▶ TO BE DONE
Reproduce every entry below precisely; do not include the pictures.

▶ Structured figure records

___

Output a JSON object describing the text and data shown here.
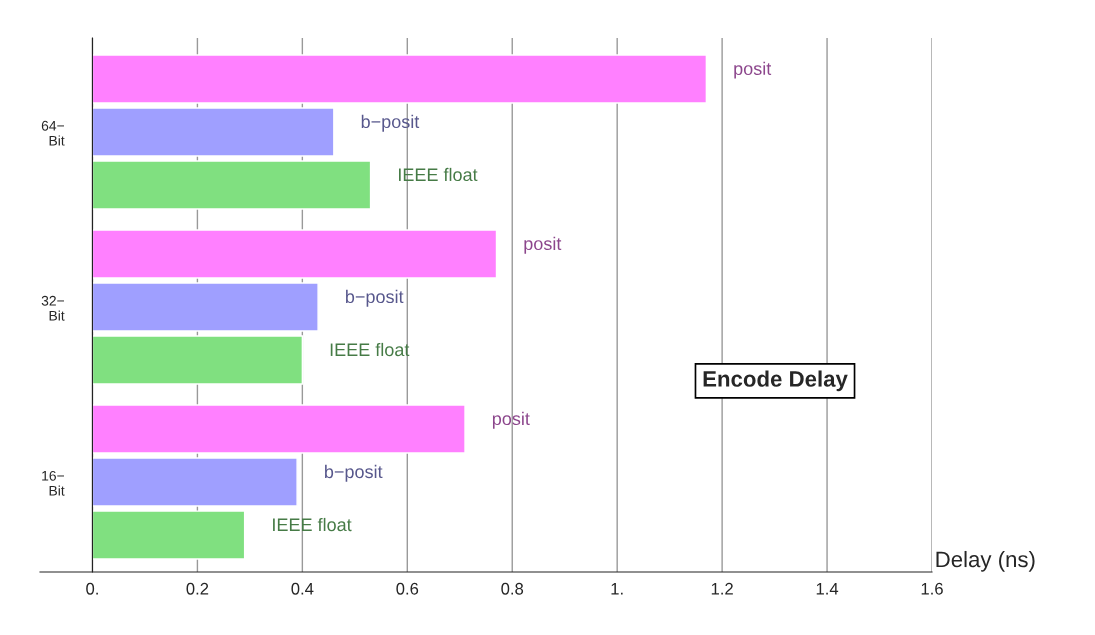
{
  "chart_data": {
    "type": "bar",
    "orientation": "horizontal",
    "title": "Encode Delay",
    "xlabel": "Delay (ns)",
    "categories": [
      "64−\nBit",
      "32−\nBit",
      "16−\nBit"
    ],
    "series": [
      {
        "name": "posit",
        "color": "#ff80ff",
        "values": [
          1.17,
          0.77,
          0.71
        ]
      },
      {
        "name": "b−posit",
        "color": "#9f9fff",
        "values": [
          0.46,
          0.43,
          0.39
        ]
      },
      {
        "name": "IEEE float",
        "color": "#80e080",
        "values": [
          0.53,
          0.4,
          0.29
        ]
      }
    ],
    "xlim": [
      -0.1,
      1.6
    ],
    "xticks": [
      {
        "value": 0,
        "label": "0."
      },
      0.2,
      0.4,
      0.6,
      0.8,
      {
        "value": 1,
        "label": "1."
      },
      1.2,
      1.4,
      1.6
    ],
    "grid": "x",
    "legend": false
  }
}
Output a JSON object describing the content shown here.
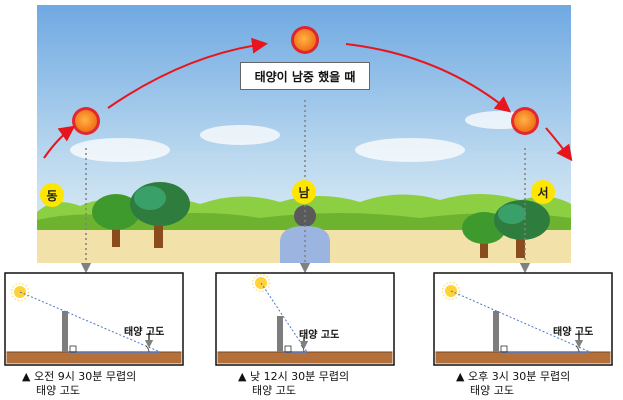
{
  "top_scene": {
    "callout_label": "태양이 남중 했을 때",
    "direction_east": "동",
    "direction_south": "남",
    "direction_west": "서"
  },
  "panels": [
    {
      "caption_line1": "▲ 오전 9시 30분 무렵의",
      "caption_line2": "태양 고도",
      "altitude_label": "태양 고도"
    },
    {
      "caption_line1": "▲ 낮 12시 30분 무렵의",
      "caption_line2": "태양 고도",
      "altitude_label": "태양 고도"
    },
    {
      "caption_line1": "▲ 오후 3시 30분 무렵의",
      "caption_line2": "태양 고도",
      "altitude_label": "태양 고도"
    }
  ],
  "colors": {
    "sky_top": "#7fb4e6",
    "sky_bottom": "#dfeef7",
    "ground": "#f2e1a8",
    "arc_arrow": "#e8151c",
    "sun_core": "#f28a1a",
    "dotted_line": "#8a8a8a",
    "soil": "#b5703a",
    "shadow_line": "#4b78c8"
  },
  "icons": {
    "sun": "sun-icon",
    "tree": "tree-icon",
    "person": "person-icon",
    "pole": "pole-icon"
  }
}
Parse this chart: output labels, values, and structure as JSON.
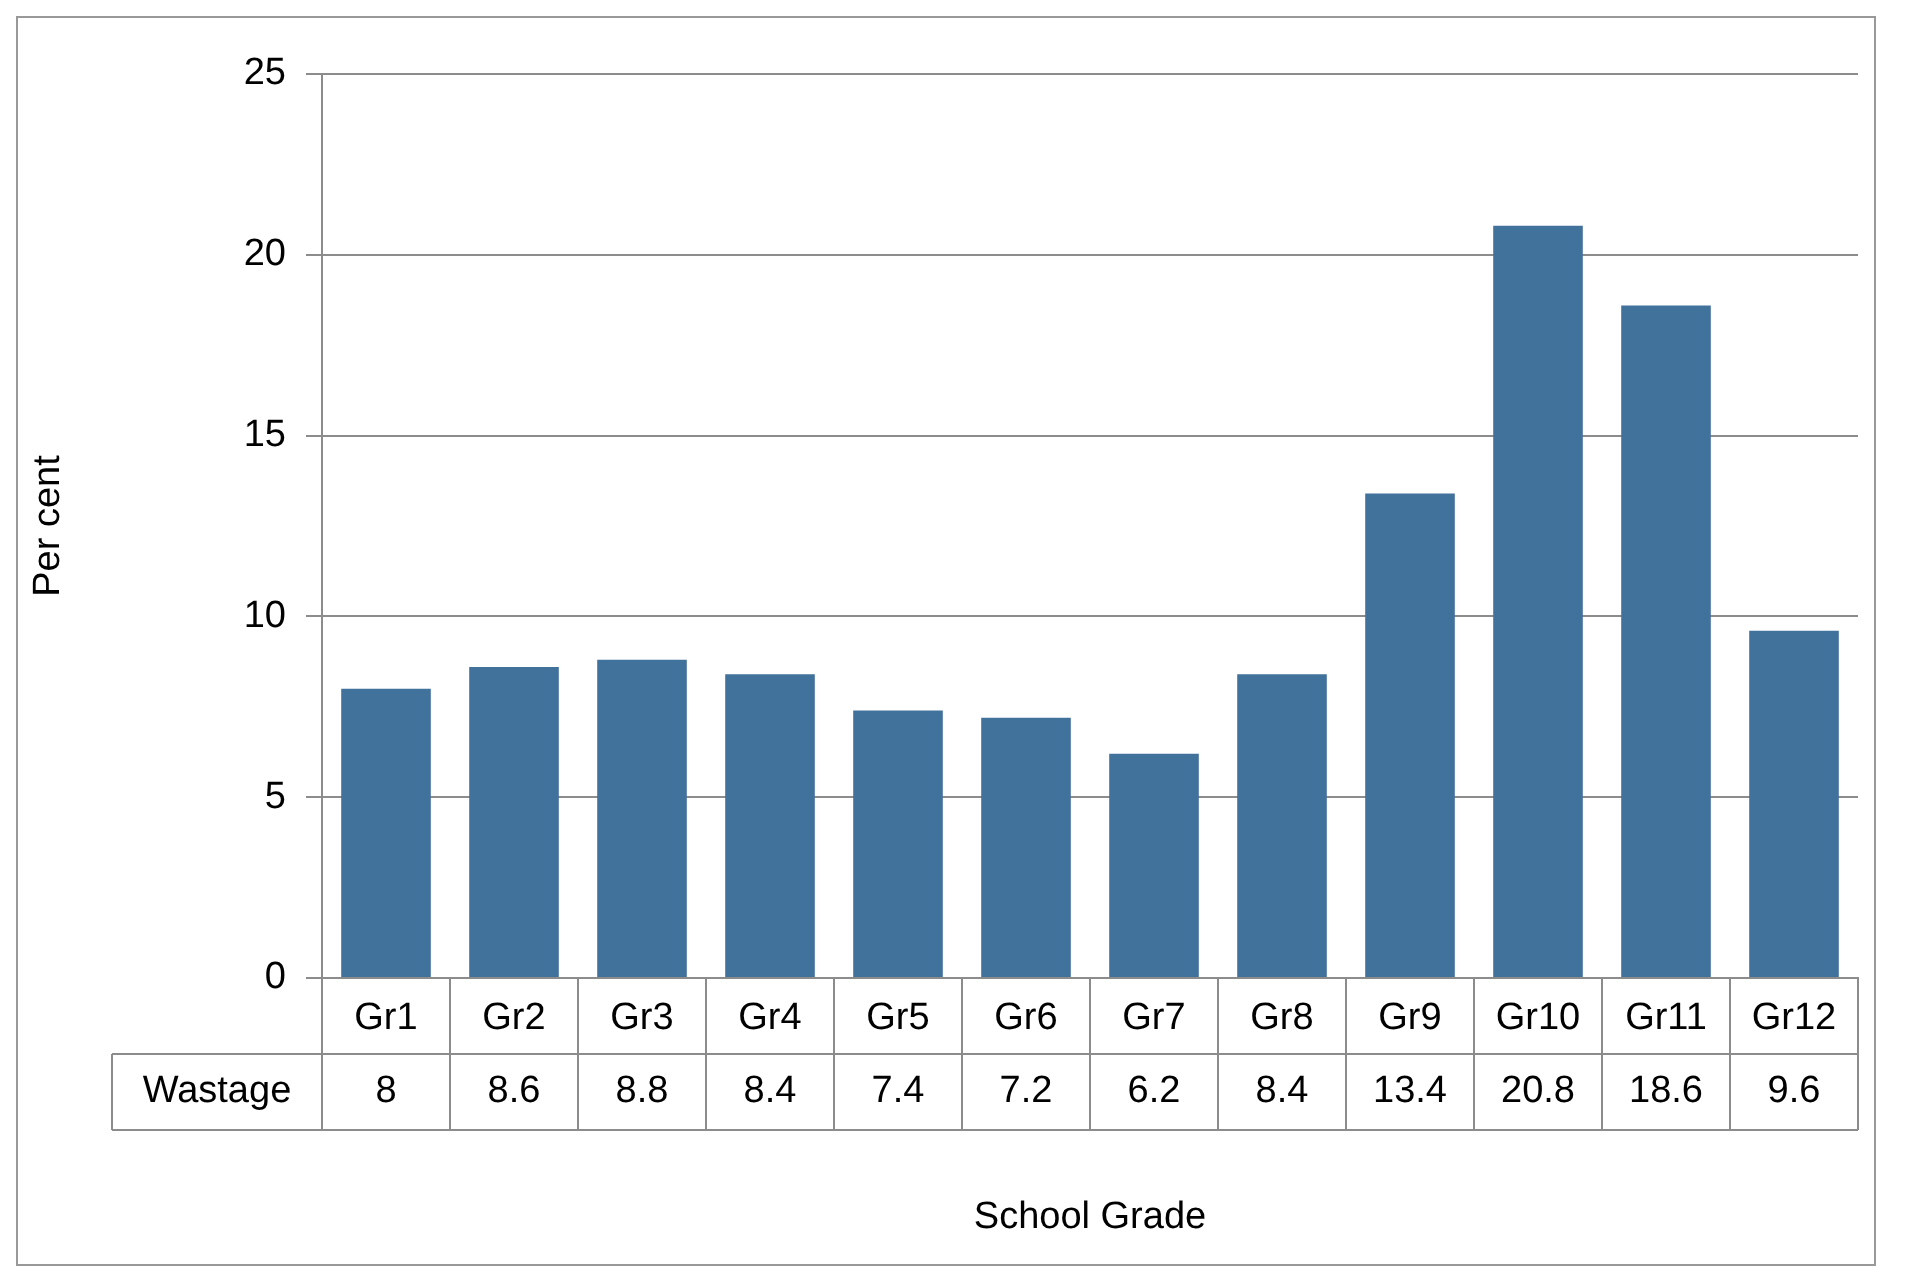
{
  "chart_data": {
    "type": "bar",
    "xlabel": "School Grade",
    "ylabel": "Per cent",
    "categories": [
      "Gr1",
      "Gr2",
      "Gr3",
      "Gr4",
      "Gr5",
      "Gr6",
      "Gr7",
      "Gr8",
      "Gr9",
      "Gr10",
      "Gr11",
      "Gr12"
    ],
    "series": [
      {
        "name": "Wastage",
        "color": "#41729b",
        "values": [
          8,
          8.6,
          8.8,
          8.4,
          7.4,
          7.2,
          6.2,
          8.4,
          13.4,
          20.8,
          18.6,
          9.6
        ]
      }
    ],
    "ylim": [
      0,
      25
    ],
    "yticks": [
      0,
      5,
      10,
      15,
      20,
      25
    ],
    "grid": "y",
    "data_labels": true,
    "legend": false
  }
}
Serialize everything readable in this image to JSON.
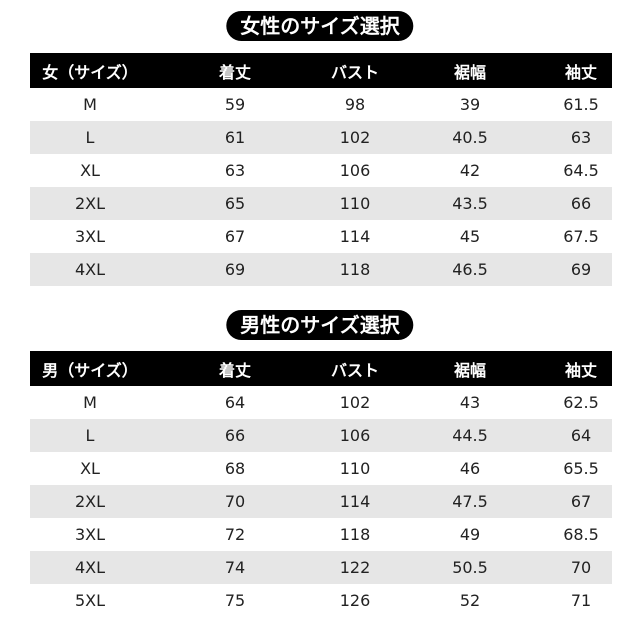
{
  "women": {
    "title": "女性のサイズ選択",
    "headers": [
      "女（サイズ）",
      "着丈",
      "バスト",
      "裾幅",
      "袖丈"
    ],
    "rows": [
      [
        "M",
        "59",
        "98",
        "39",
        "61.5"
      ],
      [
        "L",
        "61",
        "102",
        "40.5",
        "63"
      ],
      [
        "XL",
        "63",
        "106",
        "42",
        "64.5"
      ],
      [
        "2XL",
        "65",
        "110",
        "43.5",
        "66"
      ],
      [
        "3XL",
        "67",
        "114",
        "45",
        "67.5"
      ],
      [
        "4XL",
        "69",
        "118",
        "46.5",
        "69"
      ]
    ]
  },
  "men": {
    "title": "男性のサイズ選択",
    "headers": [
      "男（サイズ）",
      "着丈",
      "バスト",
      "裾幅",
      "袖丈"
    ],
    "rows": [
      [
        "M",
        "64",
        "102",
        "43",
        "62.5"
      ],
      [
        "L",
        "66",
        "106",
        "44.5",
        "64"
      ],
      [
        "XL",
        "68",
        "110",
        "46",
        "65.5"
      ],
      [
        "2XL",
        "70",
        "114",
        "47.5",
        "67"
      ],
      [
        "3XL",
        "72",
        "118",
        "49",
        "68.5"
      ],
      [
        "4XL",
        "74",
        "122",
        "50.5",
        "70"
      ],
      [
        "5XL",
        "75",
        "126",
        "52",
        "71"
      ]
    ]
  },
  "colors": {
    "header_bg": "#000000",
    "alt_row_bg": "#e6e6e6"
  }
}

___

▶ WRITTEN REPLY
Output a JSON object describing the text and data shown here.
{
  "chart_data": {
    "type": "bar",
    "orientation": "horizontal",
    "title": "Encode Delay",
    "xlabel": "Delay (ns)",
    "categories": [
      "64−\nBit",
      "32−\nBit",
      "16−\nBit"
    ],
    "series": [
      {
        "name": "posit",
        "color": "#ff80ff",
        "values": [
          1.17,
          0.77,
          0.71
        ]
      },
      {
        "name": "b−posit",
        "color": "#9f9fff",
        "values": [
          0.46,
          0.43,
          0.39
        ]
      },
      {
        "name": "IEEE float",
        "color": "#80e080",
        "values": [
          0.53,
          0.4,
          0.29
        ]
      }
    ],
    "xlim": [
      -0.1,
      1.6
    ],
    "xticks": [
      {
        "value": 0,
        "label": "0."
      },
      0.2,
      0.4,
      0.6,
      0.8,
      {
        "value": 1,
        "label": "1."
      },
      1.2,
      1.4,
      1.6
    ],
    "grid": "x",
    "legend": false
  }
}
Output a JSON object describing the content shown here.
{
  "top_scene": {
    "callout_label": "태양이 남중 했을 때",
    "direction_east": "동",
    "direction_south": "남",
    "direction_west": "서"
  },
  "panels": [
    {
      "caption_line1": "▲ 오전 9시 30분 무렵의",
      "caption_line2": "태양 고도",
      "altitude_label": "태양 고도"
    },
    {
      "caption_line1": "▲ 낮 12시 30분 무렵의",
      "caption_line2": "태양 고도",
      "altitude_label": "태양 고도"
    },
    {
      "caption_line1": "▲ 오후 3시 30분 무렵의",
      "caption_line2": "태양 고도",
      "altitude_label": "태양 고도"
    }
  ],
  "colors": {
    "sky_top": "#7fb4e6",
    "sky_bottom": "#dfeef7",
    "ground": "#f2e1a8",
    "arc_arrow": "#e8151c",
    "sun_core": "#f28a1a",
    "dotted_line": "#8a8a8a",
    "soil": "#b5703a",
    "shadow_line": "#4b78c8"
  },
  "icons": {
    "sun": "sun-icon",
    "tree": "tree-icon",
    "person": "person-icon",
    "pole": "pole-icon"
  }
}
Parse this chart: output labels, values, and structure as JSON.
{
  "chart_data": {
    "type": "bar",
    "xlabel": "School Grade",
    "ylabel": "Per cent",
    "categories": [
      "Gr1",
      "Gr2",
      "Gr3",
      "Gr4",
      "Gr5",
      "Gr6",
      "Gr7",
      "Gr8",
      "Gr9",
      "Gr10",
      "Gr11",
      "Gr12"
    ],
    "series": [
      {
        "name": "Wastage",
        "color": "#41729b",
        "values": [
          8,
          8.6,
          8.8,
          8.4,
          7.4,
          7.2,
          6.2,
          8.4,
          13.4,
          20.8,
          18.6,
          9.6
        ]
      }
    ],
    "ylim": [
      0,
      25
    ],
    "yticks": [
      0,
      5,
      10,
      15,
      20,
      25
    ],
    "grid": "y",
    "data_labels": true,
    "legend": false
  }
}
Serialize everything readable in this image to JSON.
{
  "women": {
    "title": "女性のサイズ選択",
    "headers": [
      "女（サイズ）",
      "着丈",
      "バスト",
      "裾幅",
      "袖丈"
    ],
    "rows": [
      [
        "M",
        "59",
        "98",
        "39",
        "61.5"
      ],
      [
        "L",
        "61",
        "102",
        "40.5",
        "63"
      ],
      [
        "XL",
        "63",
        "106",
        "42",
        "64.5"
      ],
      [
        "2XL",
        "65",
        "110",
        "43.5",
        "66"
      ],
      [
        "3XL",
        "67",
        "114",
        "45",
        "67.5"
      ],
      [
        "4XL",
        "69",
        "118",
        "46.5",
        "69"
      ]
    ]
  },
  "men": {
    "title": "男性のサイズ選択",
    "headers": [
      "男（サイズ）",
      "着丈",
      "バスト",
      "裾幅",
      "袖丈"
    ],
    "rows": [
      [
        "M",
        "64",
        "102",
        "43",
        "62.5"
      ],
      [
        "L",
        "66",
        "106",
        "44.5",
        "64"
      ],
      [
        "XL",
        "68",
        "110",
        "46",
        "65.5"
      ],
      [
        "2XL",
        "70",
        "114",
        "47.5",
        "67"
      ],
      [
        "3XL",
        "72",
        "118",
        "49",
        "68.5"
      ],
      [
        "4XL",
        "74",
        "122",
        "50.5",
        "70"
      ],
      [
        "5XL",
        "75",
        "126",
        "52",
        "71"
      ]
    ]
  },
  "colors": {
    "header_bg": "#000000",
    "alt_row_bg": "#e6e6e6"
  }
}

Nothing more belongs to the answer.